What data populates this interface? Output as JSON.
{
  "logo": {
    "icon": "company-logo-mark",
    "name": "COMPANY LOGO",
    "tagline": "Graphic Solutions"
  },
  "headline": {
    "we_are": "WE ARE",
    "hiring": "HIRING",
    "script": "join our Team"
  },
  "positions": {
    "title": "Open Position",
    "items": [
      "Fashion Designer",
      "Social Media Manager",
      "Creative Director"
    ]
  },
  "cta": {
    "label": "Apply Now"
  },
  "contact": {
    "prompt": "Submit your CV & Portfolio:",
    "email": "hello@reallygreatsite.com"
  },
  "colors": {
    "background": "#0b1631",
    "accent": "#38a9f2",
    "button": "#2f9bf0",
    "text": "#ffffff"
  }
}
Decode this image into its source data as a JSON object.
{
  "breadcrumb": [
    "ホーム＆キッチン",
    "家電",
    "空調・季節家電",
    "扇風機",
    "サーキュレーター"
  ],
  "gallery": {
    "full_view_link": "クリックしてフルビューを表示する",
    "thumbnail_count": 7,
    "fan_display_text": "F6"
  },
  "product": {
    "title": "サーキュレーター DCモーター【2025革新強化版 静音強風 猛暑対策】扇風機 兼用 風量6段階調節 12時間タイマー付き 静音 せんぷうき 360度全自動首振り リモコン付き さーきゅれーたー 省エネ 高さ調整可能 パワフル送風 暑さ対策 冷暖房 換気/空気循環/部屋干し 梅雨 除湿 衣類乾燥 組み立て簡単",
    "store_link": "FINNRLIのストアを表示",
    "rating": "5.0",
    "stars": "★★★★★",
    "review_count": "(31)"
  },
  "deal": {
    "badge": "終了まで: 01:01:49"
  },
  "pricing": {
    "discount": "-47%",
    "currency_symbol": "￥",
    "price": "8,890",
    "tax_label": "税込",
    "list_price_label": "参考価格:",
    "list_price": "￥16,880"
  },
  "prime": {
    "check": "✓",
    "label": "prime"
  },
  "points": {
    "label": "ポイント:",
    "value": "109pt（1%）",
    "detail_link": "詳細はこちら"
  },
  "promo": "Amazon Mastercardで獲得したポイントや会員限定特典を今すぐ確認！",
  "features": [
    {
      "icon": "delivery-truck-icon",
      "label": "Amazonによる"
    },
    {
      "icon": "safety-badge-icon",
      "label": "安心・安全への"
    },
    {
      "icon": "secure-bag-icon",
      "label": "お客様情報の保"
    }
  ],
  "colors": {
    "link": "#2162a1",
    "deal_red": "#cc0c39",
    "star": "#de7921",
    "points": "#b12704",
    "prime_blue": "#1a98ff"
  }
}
• • • •
#### Goal
Please repeat the listing above in full and exactly.

#### Result of this exercise
What data populates this interface? Output as JSON.
{
  "logo": {
    "icon": "company-logo-mark",
    "name": "COMPANY LOGO",
    "tagline": "Graphic Solutions"
  },
  "headline": {
    "we_are": "WE ARE",
    "hiring": "HIRING",
    "script": "join our Team"
  },
  "positions": {
    "title": "Open Position",
    "items": [
      "Fashion Designer",
      "Social Media Manager",
      "Creative Director"
    ]
  },
  "cta": {
    "label": "Apply Now"
  },
  "contact": {
    "prompt": "Submit your CV & Portfolio:",
    "email": "hello@reallygreatsite.com"
  },
  "colors": {
    "background": "#0b1631",
    "accent": "#38a9f2",
    "button": "#2f9bf0",
    "text": "#ffffff"
  }
}
Decode this image into its source data as a JSON object.
{
  "breadcrumb": [
    "ホーム＆キッチン",
    "家電",
    "空調・季節家電",
    "扇風機",
    "サーキュレーター"
  ],
  "gallery": {
    "full_view_link": "クリックしてフルビューを表示する",
    "thumbnail_count": 7,
    "fan_display_text": "F6"
  },
  "product": {
    "title": "サーキュレーター DCモーター【2025革新強化版 静音強風 猛暑対策】扇風機 兼用 風量6段階調節 12時間タイマー付き 静音 せんぷうき 360度全自動首振り リモコン付き さーきゅれーたー 省エネ 高さ調整可能 パワフル送風 暑さ対策 冷暖房 換気/空気循環/部屋干し 梅雨 除湿 衣類乾燥 組み立て簡単",
    "store_link": "FINNRLIのストアを表示",
    "rating": "5.0",
    "stars": "★★★★★",
    "review_count": "(31)"
  },
  "deal": {
    "badge": "終了まで: 01:01:49"
  },
  "pricing": {
    "discount": "-47%",
    "currency_symbol": "￥",
    "price": "8,890",
    "tax_label": "税込",
    "list_price_label": "参考価格:",
    "list_price": "￥16,880"
  },
  "prime": {
    "check": "✓",
    "label": "prime"
  },
  "points": {
    "label": "ポイント:",
    "value": "109pt（1%）",
    "detail_link": "詳細はこちら"
  },
  "promo": "Amazon Mastercardで獲得したポイントや会員限定特典を今すぐ確認！",
  "features": [
    {
      "icon": "delivery-truck-icon",
      "label": "Amazonによる"
    },
    {
      "icon": "safety-badge-icon",
      "label": "安心・安全への"
    },
    {
      "icon": "secure-bag-icon",
      "label": "お客様情報の保"
    }
  ],
  "colors": {
    "link": "#2162a1",
    "deal_red": "#cc0c39",
    "star": "#de7921",
    "points": "#b12704",
    "prime_blue": "#1a98ff"
  }
}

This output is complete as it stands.